_DIRECTION:_ Write out every entry exactly as it appears.

== GIVEN DATA

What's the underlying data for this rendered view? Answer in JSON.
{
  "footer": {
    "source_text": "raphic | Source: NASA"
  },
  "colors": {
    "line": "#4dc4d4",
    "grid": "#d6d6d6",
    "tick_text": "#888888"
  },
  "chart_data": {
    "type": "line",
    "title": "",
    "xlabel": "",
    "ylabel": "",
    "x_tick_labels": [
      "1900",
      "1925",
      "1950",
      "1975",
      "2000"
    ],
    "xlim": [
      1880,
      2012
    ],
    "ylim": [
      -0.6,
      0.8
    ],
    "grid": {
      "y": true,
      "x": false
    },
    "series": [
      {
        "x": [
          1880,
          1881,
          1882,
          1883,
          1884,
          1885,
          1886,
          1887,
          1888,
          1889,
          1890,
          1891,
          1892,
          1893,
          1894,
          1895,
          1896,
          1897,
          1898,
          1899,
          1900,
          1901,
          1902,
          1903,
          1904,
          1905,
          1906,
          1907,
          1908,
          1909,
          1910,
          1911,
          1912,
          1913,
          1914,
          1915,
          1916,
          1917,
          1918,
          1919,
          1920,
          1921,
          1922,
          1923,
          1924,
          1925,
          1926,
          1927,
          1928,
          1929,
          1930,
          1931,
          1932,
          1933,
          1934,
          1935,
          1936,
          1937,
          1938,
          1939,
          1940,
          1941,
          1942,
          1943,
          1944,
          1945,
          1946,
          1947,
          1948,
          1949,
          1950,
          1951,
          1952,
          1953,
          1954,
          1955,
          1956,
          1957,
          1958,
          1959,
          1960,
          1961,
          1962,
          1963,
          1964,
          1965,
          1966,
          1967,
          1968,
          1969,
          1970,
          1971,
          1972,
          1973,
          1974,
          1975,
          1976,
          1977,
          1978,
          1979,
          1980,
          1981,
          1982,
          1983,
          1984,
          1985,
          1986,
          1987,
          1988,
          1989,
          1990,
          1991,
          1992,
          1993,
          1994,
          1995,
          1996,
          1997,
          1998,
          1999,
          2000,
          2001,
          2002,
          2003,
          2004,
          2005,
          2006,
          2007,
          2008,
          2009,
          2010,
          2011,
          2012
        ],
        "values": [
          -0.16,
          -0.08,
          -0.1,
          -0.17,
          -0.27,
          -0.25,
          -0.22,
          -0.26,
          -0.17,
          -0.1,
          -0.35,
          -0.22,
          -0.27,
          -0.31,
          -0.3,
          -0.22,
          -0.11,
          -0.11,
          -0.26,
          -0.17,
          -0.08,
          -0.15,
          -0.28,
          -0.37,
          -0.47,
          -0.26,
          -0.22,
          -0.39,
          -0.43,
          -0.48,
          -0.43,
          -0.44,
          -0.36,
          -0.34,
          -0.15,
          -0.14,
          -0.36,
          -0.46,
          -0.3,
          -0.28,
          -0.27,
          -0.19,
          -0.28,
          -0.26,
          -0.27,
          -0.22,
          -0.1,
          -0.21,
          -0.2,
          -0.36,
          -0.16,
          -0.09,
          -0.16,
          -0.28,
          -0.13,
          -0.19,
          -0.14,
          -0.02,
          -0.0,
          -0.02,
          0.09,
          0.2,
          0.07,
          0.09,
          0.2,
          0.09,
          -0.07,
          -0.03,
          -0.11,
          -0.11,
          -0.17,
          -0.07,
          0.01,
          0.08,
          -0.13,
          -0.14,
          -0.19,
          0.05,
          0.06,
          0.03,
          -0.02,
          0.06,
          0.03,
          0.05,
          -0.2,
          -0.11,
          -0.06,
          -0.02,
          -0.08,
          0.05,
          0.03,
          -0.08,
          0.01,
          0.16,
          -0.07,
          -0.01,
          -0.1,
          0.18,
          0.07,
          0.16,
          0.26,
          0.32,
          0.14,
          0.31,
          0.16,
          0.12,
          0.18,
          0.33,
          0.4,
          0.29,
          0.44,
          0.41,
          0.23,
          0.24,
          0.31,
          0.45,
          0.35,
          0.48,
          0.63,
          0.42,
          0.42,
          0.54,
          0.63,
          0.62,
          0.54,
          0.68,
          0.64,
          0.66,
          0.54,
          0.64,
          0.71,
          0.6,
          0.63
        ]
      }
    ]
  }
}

====

_EXERCISE SOLUTION:_
What's the underlying data for this rendered view? Answer in JSON.
{
  "footer": {
    "source_text": "raphic | Source: NASA"
  },
  "colors": {
    "line": "#4dc4d4",
    "grid": "#d6d6d6",
    "tick_text": "#888888"
  },
  "chart_data": {
    "type": "line",
    "title": "",
    "xlabel": "",
    "ylabel": "",
    "x_tick_labels": [
      "1900",
      "1925",
      "1950",
      "1975",
      "2000"
    ],
    "xlim": [
      1880,
      2012
    ],
    "ylim": [
      -0.6,
      0.8
    ],
    "grid": {
      "y": true,
      "x": false
    },
    "series": [
      {
        "x": [
          1880,
          1881,
          1882,
          1883,
          1884,
          1885,
          1886,
          1887,
          1888,
          1889,
          1890,
          1891,
          1892,
          1893,
          1894,
          1895,
          1896,
          1897,
          1898,
          1899,
          1900,
          1901,
          1902,
          1903,
          1904,
          1905,
          1906,
          1907,
          1908,
          1909,
          1910,
          1911,
          1912,
          1913,
          1914,
          1915,
          1916,
          1917,
          1918,
          1919,
          1920,
          1921,
          1922,
          1923,
          1924,
          1925,
          1926,
          1927,
          1928,
          1929,
          1930,
          1931,
          1932,
          1933,
          1934,
          1935,
          1936,
          1937,
          1938,
          1939,
          1940,
          1941,
          1942,
          1943,
          1944,
          1945,
          1946,
          1947,
          1948,
          1949,
          1950,
          1951,
          1952,
          1953,
          1954,
          1955,
          1956,
          1957,
          1958,
          1959,
          1960,
          1961,
          1962,
          1963,
          1964,
          1965,
          1966,
          1967,
          1968,
          1969,
          1970,
          1971,
          1972,
          1973,
          1974,
          1975,
          1976,
          1977,
          1978,
          1979,
          1980,
          1981,
          1982,
          1983,
          1984,
          1985,
          1986,
          1987,
          1988,
          1989,
          1990,
          1991,
          1992,
          1993,
          1994,
          1995,
          1996,
          1997,
          1998,
          1999,
          2000,
          2001,
          2002,
          2003,
          2004,
          2005,
          2006,
          2007,
          2008,
          2009,
          2010,
          2011,
          2012
        ],
        "values": [
          -0.16,
          -0.08,
          -0.1,
          -0.17,
          -0.27,
          -0.25,
          -0.22,
          -0.26,
          -0.17,
          -0.1,
          -0.35,
          -0.22,
          -0.27,
          -0.31,
          -0.3,
          -0.22,
          -0.11,
          -0.11,
          -0.26,
          -0.17,
          -0.08,
          -0.15,
          -0.28,
          -0.37,
          -0.47,
          -0.26,
          -0.22,
          -0.39,
          -0.43,
          -0.48,
          -0.43,
          -0.44,
          -0.36,
          -0.34,
          -0.15,
          -0.14,
          -0.36,
          -0.46,
          -0.3,
          -0.28,
          -0.27,
          -0.19,
          -0.28,
          -0.26,
          -0.27,
          -0.22,
          -0.1,
          -0.21,
          -0.2,
          -0.36,
          -0.16,
          -0.09,
          -0.16,
          -0.28,
          -0.13,
          -0.19,
          -0.14,
          -0.02,
          -0.0,
          -0.02,
          0.09,
          0.2,
          0.07,
          0.09,
          0.2,
          0.09,
          -0.07,
          -0.03,
          -0.11,
          -0.11,
          -0.17,
          -0.07,
          0.01,
          0.08,
          -0.13,
          -0.14,
          -0.19,
          0.05,
          0.06,
          0.03,
          -0.02,
          0.06,
          0.03,
          0.05,
          -0.2,
          -0.11,
          -0.06,
          -0.02,
          -0.08,
          0.05,
          0.03,
          -0.08,
          0.01,
          0.16,
          -0.07,
          -0.01,
          -0.1,
          0.18,
          0.07,
          0.16,
          0.26,
          0.32,
          0.14,
          0.31,
          0.16,
          0.12,
          0.18,
          0.33,
          0.4,
          0.29,
          0.44,
          0.41,
          0.23,
          0.24,
          0.31,
          0.45,
          0.35,
          0.48,
          0.63,
          0.42,
          0.42,
          0.54,
          0.63,
          0.62,
          0.54,
          0.68,
          0.64,
          0.66,
          0.54,
          0.64,
          0.71,
          0.6,
          0.63
        ]
      }
    ]
  }
}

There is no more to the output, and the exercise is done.